### TO BE DONE
Can you repeat each of the following lines word for word, with every character, number and bracket unchanged?

### GIVEN DATA
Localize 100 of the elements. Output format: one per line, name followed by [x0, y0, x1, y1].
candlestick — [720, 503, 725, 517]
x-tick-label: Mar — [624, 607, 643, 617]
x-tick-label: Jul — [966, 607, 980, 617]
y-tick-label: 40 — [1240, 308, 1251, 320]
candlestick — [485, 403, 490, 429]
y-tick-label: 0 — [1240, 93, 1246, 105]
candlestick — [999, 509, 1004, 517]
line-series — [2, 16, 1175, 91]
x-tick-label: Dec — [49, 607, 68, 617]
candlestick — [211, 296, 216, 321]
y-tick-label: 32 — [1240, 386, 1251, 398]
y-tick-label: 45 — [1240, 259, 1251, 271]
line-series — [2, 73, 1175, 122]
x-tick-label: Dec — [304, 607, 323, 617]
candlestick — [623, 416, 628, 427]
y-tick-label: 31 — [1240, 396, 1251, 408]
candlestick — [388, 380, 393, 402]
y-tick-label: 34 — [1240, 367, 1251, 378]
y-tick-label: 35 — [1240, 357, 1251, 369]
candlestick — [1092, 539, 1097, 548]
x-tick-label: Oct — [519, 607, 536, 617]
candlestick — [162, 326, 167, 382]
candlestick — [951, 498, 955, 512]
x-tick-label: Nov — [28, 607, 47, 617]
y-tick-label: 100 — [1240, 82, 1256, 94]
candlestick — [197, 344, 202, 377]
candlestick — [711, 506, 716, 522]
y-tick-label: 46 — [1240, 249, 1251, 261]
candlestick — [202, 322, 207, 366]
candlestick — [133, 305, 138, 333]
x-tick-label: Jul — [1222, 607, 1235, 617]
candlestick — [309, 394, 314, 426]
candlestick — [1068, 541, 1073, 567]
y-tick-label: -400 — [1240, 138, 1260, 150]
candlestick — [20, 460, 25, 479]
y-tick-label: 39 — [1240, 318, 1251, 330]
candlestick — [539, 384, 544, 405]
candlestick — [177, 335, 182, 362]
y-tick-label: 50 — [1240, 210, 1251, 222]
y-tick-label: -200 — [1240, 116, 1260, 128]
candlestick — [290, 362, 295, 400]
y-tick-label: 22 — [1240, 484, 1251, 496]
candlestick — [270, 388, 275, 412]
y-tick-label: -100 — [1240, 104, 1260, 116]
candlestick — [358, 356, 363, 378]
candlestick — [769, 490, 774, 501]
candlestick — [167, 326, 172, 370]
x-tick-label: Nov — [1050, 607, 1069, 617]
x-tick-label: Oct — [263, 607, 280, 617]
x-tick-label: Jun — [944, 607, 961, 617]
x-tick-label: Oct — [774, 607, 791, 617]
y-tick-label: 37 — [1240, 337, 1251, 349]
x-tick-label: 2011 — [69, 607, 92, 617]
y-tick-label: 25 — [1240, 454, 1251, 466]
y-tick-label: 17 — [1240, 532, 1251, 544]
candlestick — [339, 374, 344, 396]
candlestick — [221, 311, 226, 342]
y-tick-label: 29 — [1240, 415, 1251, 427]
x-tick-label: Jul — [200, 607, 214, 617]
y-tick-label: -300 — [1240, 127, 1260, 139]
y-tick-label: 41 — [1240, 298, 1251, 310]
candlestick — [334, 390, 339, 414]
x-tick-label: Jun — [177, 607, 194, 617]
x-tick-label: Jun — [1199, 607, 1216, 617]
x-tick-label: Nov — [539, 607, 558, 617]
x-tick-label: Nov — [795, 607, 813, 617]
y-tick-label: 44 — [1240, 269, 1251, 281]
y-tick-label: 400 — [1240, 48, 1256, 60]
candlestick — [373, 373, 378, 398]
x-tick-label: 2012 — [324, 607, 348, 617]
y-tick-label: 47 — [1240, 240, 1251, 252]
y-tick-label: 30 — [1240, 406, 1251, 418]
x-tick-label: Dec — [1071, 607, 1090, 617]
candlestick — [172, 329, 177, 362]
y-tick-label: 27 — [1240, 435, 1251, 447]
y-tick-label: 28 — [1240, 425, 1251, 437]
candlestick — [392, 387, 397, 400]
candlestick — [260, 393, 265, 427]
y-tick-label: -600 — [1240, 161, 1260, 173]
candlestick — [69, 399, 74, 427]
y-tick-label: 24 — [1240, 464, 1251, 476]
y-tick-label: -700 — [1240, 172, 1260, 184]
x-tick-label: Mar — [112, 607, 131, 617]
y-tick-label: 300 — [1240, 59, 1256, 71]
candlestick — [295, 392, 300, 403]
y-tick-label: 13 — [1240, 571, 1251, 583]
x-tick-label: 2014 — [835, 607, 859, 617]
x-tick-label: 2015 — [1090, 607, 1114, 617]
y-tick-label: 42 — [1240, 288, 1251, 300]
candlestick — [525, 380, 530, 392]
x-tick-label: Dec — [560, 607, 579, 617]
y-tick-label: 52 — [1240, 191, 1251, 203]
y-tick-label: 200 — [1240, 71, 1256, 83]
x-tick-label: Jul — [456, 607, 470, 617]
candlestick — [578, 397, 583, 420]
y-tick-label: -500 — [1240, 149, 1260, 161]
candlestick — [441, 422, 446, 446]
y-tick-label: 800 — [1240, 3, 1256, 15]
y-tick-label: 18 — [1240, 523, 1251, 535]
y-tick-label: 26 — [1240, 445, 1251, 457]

### WORKED ANSWER
Localize 100 of the elements. Output format: one per line, name followed by [x0, y0, x1, y1].
candlestick — [720, 503, 725, 517]
x-tick-label: Mar — [624, 607, 643, 617]
x-tick-label: Jul — [966, 607, 980, 617]
y-tick-label: 40 — [1240, 308, 1251, 320]
candlestick — [485, 403, 490, 429]
y-tick-label: 0 — [1240, 93, 1246, 105]
candlestick — [999, 509, 1004, 517]
line-series — [2, 16, 1175, 91]
x-tick-label: Dec — [49, 607, 68, 617]
candlestick — [211, 296, 216, 321]
y-tick-label: 32 — [1240, 386, 1251, 398]
y-tick-label: 45 — [1240, 259, 1251, 271]
line-series — [2, 73, 1175, 122]
x-tick-label: Dec — [304, 607, 323, 617]
candlestick — [623, 416, 628, 427]
y-tick-label: 31 — [1240, 396, 1251, 408]
candlestick — [388, 380, 393, 402]
y-tick-label: 34 — [1240, 367, 1251, 378]
y-tick-label: 35 — [1240, 357, 1251, 369]
candlestick — [1092, 539, 1097, 548]
x-tick-label: Oct — [519, 607, 536, 617]
candlestick — [162, 326, 167, 382]
candlestick — [951, 498, 955, 512]
x-tick-label: Nov — [28, 607, 47, 617]
y-tick-label: 100 — [1240, 82, 1256, 94]
candlestick — [197, 344, 202, 377]
candlestick — [711, 506, 716, 522]
y-tick-label: 46 — [1240, 249, 1251, 261]
candlestick — [202, 322, 207, 366]
candlestick — [133, 305, 138, 333]
x-tick-label: Jul — [1222, 607, 1235, 617]
candlestick — [309, 394, 314, 426]
candlestick — [1068, 541, 1073, 567]
y-tick-label: -400 — [1240, 138, 1260, 150]
candlestick — [20, 460, 25, 479]
y-tick-label: 39 — [1240, 318, 1251, 330]
candlestick — [539, 384, 544, 405]
candlestick — [177, 335, 182, 362]
y-tick-label: 50 — [1240, 210, 1251, 222]
y-tick-label: -200 — [1240, 116, 1260, 128]
candlestick — [290, 362, 295, 400]
y-tick-label: 22 — [1240, 484, 1251, 496]
candlestick — [270, 388, 275, 412]
y-tick-label: -100 — [1240, 104, 1260, 116]
candlestick — [358, 356, 363, 378]
candlestick — [769, 490, 774, 501]
candlestick — [167, 326, 172, 370]
x-tick-label: Nov — [1050, 607, 1069, 617]
x-tick-label: Oct — [263, 607, 280, 617]
x-tick-label: Jun — [944, 607, 961, 617]
x-tick-label: Oct — [774, 607, 791, 617]
y-tick-label: 37 — [1240, 337, 1251, 349]
x-tick-label: 2011 — [69, 607, 92, 617]
y-tick-label: 25 — [1240, 454, 1251, 466]
y-tick-label: 17 — [1240, 532, 1251, 544]
candlestick — [339, 374, 344, 396]
candlestick — [221, 311, 226, 342]
y-tick-label: 29 — [1240, 415, 1251, 427]
x-tick-label: Jul — [200, 607, 214, 617]
y-tick-label: -300 — [1240, 127, 1260, 139]
y-tick-label: 41 — [1240, 298, 1251, 310]
candlestick — [334, 390, 339, 414]
x-tick-label: Jun — [177, 607, 194, 617]
x-tick-label: Jun — [1199, 607, 1216, 617]
x-tick-label: Nov — [539, 607, 558, 617]
x-tick-label: Nov — [795, 607, 813, 617]
y-tick-label: 44 — [1240, 269, 1251, 281]
y-tick-label: 400 — [1240, 48, 1256, 60]
candlestick — [373, 373, 378, 398]
x-tick-label: 2012 — [324, 607, 348, 617]
y-tick-label: 47 — [1240, 240, 1251, 252]
y-tick-label: 30 — [1240, 406, 1251, 418]
x-tick-label: Dec — [1071, 607, 1090, 617]
candlestick — [172, 329, 177, 362]
y-tick-label: 27 — [1240, 435, 1251, 447]
y-tick-label: 28 — [1240, 425, 1251, 437]
candlestick — [392, 387, 397, 400]
candlestick — [260, 393, 265, 427]
y-tick-label: -600 — [1240, 161, 1260, 173]
candlestick — [69, 399, 74, 427]
y-tick-label: 24 — [1240, 464, 1251, 476]
y-tick-label: -700 — [1240, 172, 1260, 184]
x-tick-label: Mar — [112, 607, 131, 617]
y-tick-label: 300 — [1240, 59, 1256, 71]
candlestick — [295, 392, 300, 403]
y-tick-label: 13 — [1240, 571, 1251, 583]
x-tick-label: 2014 — [835, 607, 859, 617]
x-tick-label: 2015 — [1090, 607, 1114, 617]
y-tick-label: 42 — [1240, 288, 1251, 300]
candlestick — [525, 380, 530, 392]
x-tick-label: Dec — [560, 607, 579, 617]
y-tick-label: 52 — [1240, 191, 1251, 203]
y-tick-label: 200 — [1240, 71, 1256, 83]
x-tick-label: Jul — [456, 607, 470, 617]
candlestick — [578, 397, 583, 420]
y-tick-label: -500 — [1240, 149, 1260, 161]
candlestick — [441, 422, 446, 446]
y-tick-label: 800 — [1240, 3, 1256, 15]
y-tick-label: 18 — [1240, 523, 1251, 535]
y-tick-label: 26 — [1240, 445, 1251, 457]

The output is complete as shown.